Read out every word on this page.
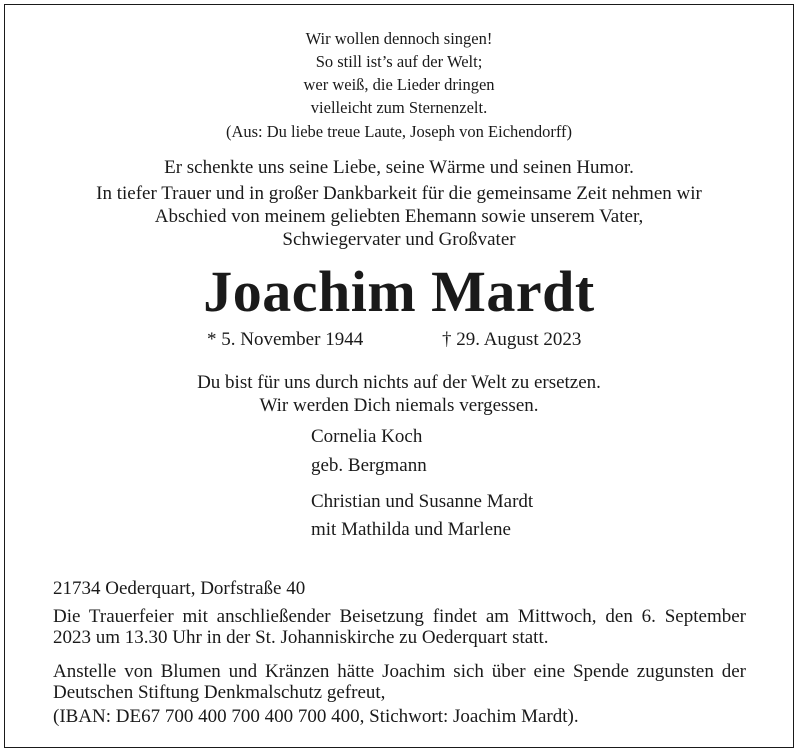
Wir wollen dennoch singen!
So still ist’s auf der Welt;
wer weiß, die Lieder dringen
vielleicht zum Sternenzelt.
(Aus: Du liebe treue Laute, Joseph von Eichendorff)
Er schenkte uns seine Liebe, seine Wärme und seinen Humor.
In tiefer Trauer und in großer Dankbarkeit für die gemeinsame Zeit nehmen wir
Abschied von meinem geliebten Ehemann sowie unserem Vater,
Schwiegervater und Großvater
Joachim Mardt
* 5. November 1944	† 29. August 2023
Du bist für uns durch nichts auf der Welt zu ersetzen.
Wir werden Dich niemals vergessen.
Cornelia Koch
geb. Bergmann
Christian und Susanne Mardt
mit Mathilda und Marlene
21734 Oederquart, Dorfstraße 40
Die Trauerfeier mit anschließender Beisetzung findet am Mittwoch, den 6. September 2023 um 13.30 Uhr in der St. Johanniskirche zu Oederquart statt.
Anstelle von Blumen und Kränzen hätte Joachim sich über eine Spende zugunsten der Deutschen Stiftung Denkmalschutz gefreut,
(IBAN: DE67 700 400 700 400 700 400, Stichwort: Joachim Mardt).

- AIM OF THE EXERCISE -
Copy the data exactly. Any picture it contains is to be omitted.

- RESULT OF THIS TASK -
Read out every word on this page.
Wir wollen dennoch singen!
So still ist’s auf der Welt;
wer weiß, die Lieder dringen
vielleicht zum Sternenzelt.
(Aus: Du liebe treue Laute, Joseph von Eichendorff)
Er schenkte uns seine Liebe, seine Wärme und seinen Humor.
In tiefer Trauer und in großer Dankbarkeit für die gemeinsame Zeit nehmen wir
Abschied von meinem geliebten Ehemann sowie unserem Vater,
Schwiegervater und Großvater
Joachim Mardt
* 5. November 1944	† 29. August 2023
Du bist für uns durch nichts auf der Welt zu ersetzen.
Wir werden Dich niemals vergessen.
Cornelia Koch
geb. Bergmann
Christian und Susanne Mardt
mit Mathilda und Marlene
21734 Oederquart, Dorfstraße 40
Die Trauerfeier mit anschließender Beisetzung findet am Mittwoch, den 6. September 2023 um 13.30 Uhr in der St. Johanniskirche zu Oederquart statt.
Anstelle von Blumen und Kränzen hätte Joachim sich über eine Spende zugunsten der Deutschen Stiftung Denkmalschutz gefreut,
(IBAN: DE67 700 400 700 400 700 400, Stichwort: Joachim Mardt).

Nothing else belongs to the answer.